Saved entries
■ ■ ■ ■

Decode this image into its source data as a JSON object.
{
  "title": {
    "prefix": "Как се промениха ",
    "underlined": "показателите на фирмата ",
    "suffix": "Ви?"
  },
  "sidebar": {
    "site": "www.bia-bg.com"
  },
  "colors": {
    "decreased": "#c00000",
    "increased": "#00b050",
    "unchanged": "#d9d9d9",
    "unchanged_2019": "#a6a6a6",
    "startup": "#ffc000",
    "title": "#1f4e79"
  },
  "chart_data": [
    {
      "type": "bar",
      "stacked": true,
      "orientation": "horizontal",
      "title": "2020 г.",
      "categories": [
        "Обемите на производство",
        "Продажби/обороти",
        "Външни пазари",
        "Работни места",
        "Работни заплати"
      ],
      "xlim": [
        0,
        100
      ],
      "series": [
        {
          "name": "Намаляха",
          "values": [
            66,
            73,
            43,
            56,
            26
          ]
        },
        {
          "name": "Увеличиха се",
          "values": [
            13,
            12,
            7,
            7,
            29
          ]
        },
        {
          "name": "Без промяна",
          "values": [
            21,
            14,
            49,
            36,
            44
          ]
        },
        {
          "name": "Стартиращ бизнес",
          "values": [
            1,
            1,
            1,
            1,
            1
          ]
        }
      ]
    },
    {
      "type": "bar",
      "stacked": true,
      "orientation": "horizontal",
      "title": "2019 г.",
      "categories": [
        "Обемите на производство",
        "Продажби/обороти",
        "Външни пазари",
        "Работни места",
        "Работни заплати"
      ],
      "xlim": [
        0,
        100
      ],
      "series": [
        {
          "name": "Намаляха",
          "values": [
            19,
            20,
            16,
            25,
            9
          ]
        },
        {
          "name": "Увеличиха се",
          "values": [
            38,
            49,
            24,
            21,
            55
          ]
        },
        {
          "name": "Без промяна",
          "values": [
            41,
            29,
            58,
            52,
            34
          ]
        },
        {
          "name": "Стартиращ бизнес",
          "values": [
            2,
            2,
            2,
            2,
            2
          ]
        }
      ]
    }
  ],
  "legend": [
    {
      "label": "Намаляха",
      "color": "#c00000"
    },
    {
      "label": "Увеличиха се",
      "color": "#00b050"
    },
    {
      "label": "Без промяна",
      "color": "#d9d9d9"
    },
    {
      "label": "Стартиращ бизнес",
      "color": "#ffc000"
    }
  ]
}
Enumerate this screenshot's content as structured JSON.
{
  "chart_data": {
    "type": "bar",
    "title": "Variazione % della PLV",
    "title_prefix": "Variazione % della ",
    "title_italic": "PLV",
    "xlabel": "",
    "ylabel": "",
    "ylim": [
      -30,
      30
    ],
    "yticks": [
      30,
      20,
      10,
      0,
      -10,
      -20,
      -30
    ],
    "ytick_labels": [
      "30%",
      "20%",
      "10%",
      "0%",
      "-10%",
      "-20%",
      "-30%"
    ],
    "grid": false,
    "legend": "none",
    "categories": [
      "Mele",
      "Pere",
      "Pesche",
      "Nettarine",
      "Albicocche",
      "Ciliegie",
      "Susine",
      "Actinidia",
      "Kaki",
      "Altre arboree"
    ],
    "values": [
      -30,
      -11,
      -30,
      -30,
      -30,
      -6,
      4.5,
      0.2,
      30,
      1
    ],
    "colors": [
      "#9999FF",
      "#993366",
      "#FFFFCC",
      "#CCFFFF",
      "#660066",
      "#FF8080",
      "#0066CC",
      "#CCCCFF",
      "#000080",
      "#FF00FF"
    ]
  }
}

■ ■ ■ ■

What is asked: Go through the listing and print each line exactly as it appears.

The reply:
Decode this image into its source data as a JSON object.
{
  "title": {
    "prefix": "Как се промениха ",
    "underlined": "показателите на фирмата ",
    "suffix": "Ви?"
  },
  "sidebar": {
    "site": "www.bia-bg.com"
  },
  "colors": {
    "decreased": "#c00000",
    "increased": "#00b050",
    "unchanged": "#d9d9d9",
    "unchanged_2019": "#a6a6a6",
    "startup": "#ffc000",
    "title": "#1f4e79"
  },
  "chart_data": [
    {
      "type": "bar",
      "stacked": true,
      "orientation": "horizontal",
      "title": "2020 г.",
      "categories": [
        "Обемите на производство",
        "Продажби/обороти",
        "Външни пазари",
        "Работни места",
        "Работни заплати"
      ],
      "xlim": [
        0,
        100
      ],
      "series": [
        {
          "name": "Намаляха",
          "values": [
            66,
            73,
            43,
            56,
            26
          ]
        },
        {
          "name": "Увеличиха се",
          "values": [
            13,
            12,
            7,
            7,
            29
          ]
        },
        {
          "name": "Без промяна",
          "values": [
            21,
            14,
            49,
            36,
            44
          ]
        },
        {
          "name": "Стартиращ бизнес",
          "values": [
            1,
            1,
            1,
            1,
            1
          ]
        }
      ]
    },
    {
      "type": "bar",
      "stacked": true,
      "orientation": "horizontal",
      "title": "2019 г.",
      "categories": [
        "Обемите на производство",
        "Продажби/обороти",
        "Външни пазари",
        "Работни места",
        "Работни заплати"
      ],
      "xlim": [
        0,
        100
      ],
      "series": [
        {
          "name": "Намаляха",
          "values": [
            19,
            20,
            16,
            25,
            9
          ]
        },
        {
          "name": "Увеличиха се",
          "values": [
            38,
            49,
            24,
            21,
            55
          ]
        },
        {
          "name": "Без промяна",
          "values": [
            41,
            29,
            58,
            52,
            34
          ]
        },
        {
          "name": "Стартиращ бизнес",
          "values": [
            2,
            2,
            2,
            2,
            2
          ]
        }
      ]
    }
  ],
  "legend": [
    {
      "label": "Намаляха",
      "color": "#c00000"
    },
    {
      "label": "Увеличиха се",
      "color": "#00b050"
    },
    {
      "label": "Без промяна",
      "color": "#d9d9d9"
    },
    {
      "label": "Стартиращ бизнес",
      "color": "#ffc000"
    }
  ]
}
Enumerate this screenshot's content as structured JSON.
{
  "chart_data": {
    "type": "bar",
    "title": "Variazione % della PLV",
    "title_prefix": "Variazione % della ",
    "title_italic": "PLV",
    "xlabel": "",
    "ylabel": "",
    "ylim": [
      -30,
      30
    ],
    "yticks": [
      30,
      20,
      10,
      0,
      -10,
      -20,
      -30
    ],
    "ytick_labels": [
      "30%",
      "20%",
      "10%",
      "0%",
      "-10%",
      "-20%",
      "-30%"
    ],
    "grid": false,
    "legend": "none",
    "categories": [
      "Mele",
      "Pere",
      "Pesche",
      "Nettarine",
      "Albicocche",
      "Ciliegie",
      "Susine",
      "Actinidia",
      "Kaki",
      "Altre arboree"
    ],
    "values": [
      -30,
      -11,
      -30,
      -30,
      -30,
      -6,
      4.5,
      0.2,
      30,
      1
    ],
    "colors": [
      "#9999FF",
      "#993366",
      "#FFFFCC",
      "#CCFFFF",
      "#660066",
      "#FF8080",
      "#0066CC",
      "#CCCCFF",
      "#000080",
      "#FF00FF"
    ]
  }
}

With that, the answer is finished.